[Listed records start]
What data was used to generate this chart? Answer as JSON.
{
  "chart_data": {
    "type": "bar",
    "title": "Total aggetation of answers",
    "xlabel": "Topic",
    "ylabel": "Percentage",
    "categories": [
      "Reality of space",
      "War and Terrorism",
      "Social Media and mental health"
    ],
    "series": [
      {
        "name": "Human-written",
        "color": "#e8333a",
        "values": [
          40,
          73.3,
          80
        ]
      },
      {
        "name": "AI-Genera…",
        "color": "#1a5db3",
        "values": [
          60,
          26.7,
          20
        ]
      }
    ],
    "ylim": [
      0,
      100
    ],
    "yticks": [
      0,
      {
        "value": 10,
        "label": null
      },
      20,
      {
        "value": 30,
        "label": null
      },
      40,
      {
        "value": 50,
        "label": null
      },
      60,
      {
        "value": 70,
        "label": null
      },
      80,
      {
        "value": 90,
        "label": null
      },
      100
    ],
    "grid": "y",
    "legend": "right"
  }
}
[Listed records end]
### Work to do
Return every record, word for word.

### Finished answer
What data was used to generate this chart? Answer as JSON.
{
  "chart_data": {
    "type": "bar",
    "title": "Total aggetation of answers",
    "xlabel": "Topic",
    "ylabel": "Percentage",
    "categories": [
      "Reality of space",
      "War and Terrorism",
      "Social Media and mental health"
    ],
    "series": [
      {
        "name": "Human-written",
        "color": "#e8333a",
        "values": [
          40,
          73.3,
          80
        ]
      },
      {
        "name": "AI-Genera…",
        "color": "#1a5db3",
        "values": [
          60,
          26.7,
          20
        ]
      }
    ],
    "ylim": [
      0,
      100
    ],
    "yticks": [
      0,
      {
        "value": 10,
        "label": null
      },
      20,
      {
        "value": 30,
        "label": null
      },
      40,
      {
        "value": 50,
        "label": null
      },
      60,
      {
        "value": 70,
        "label": null
      },
      80,
      {
        "value": 90,
        "label": null
      },
      100
    ],
    "grid": "y",
    "legend": "right"
  }
}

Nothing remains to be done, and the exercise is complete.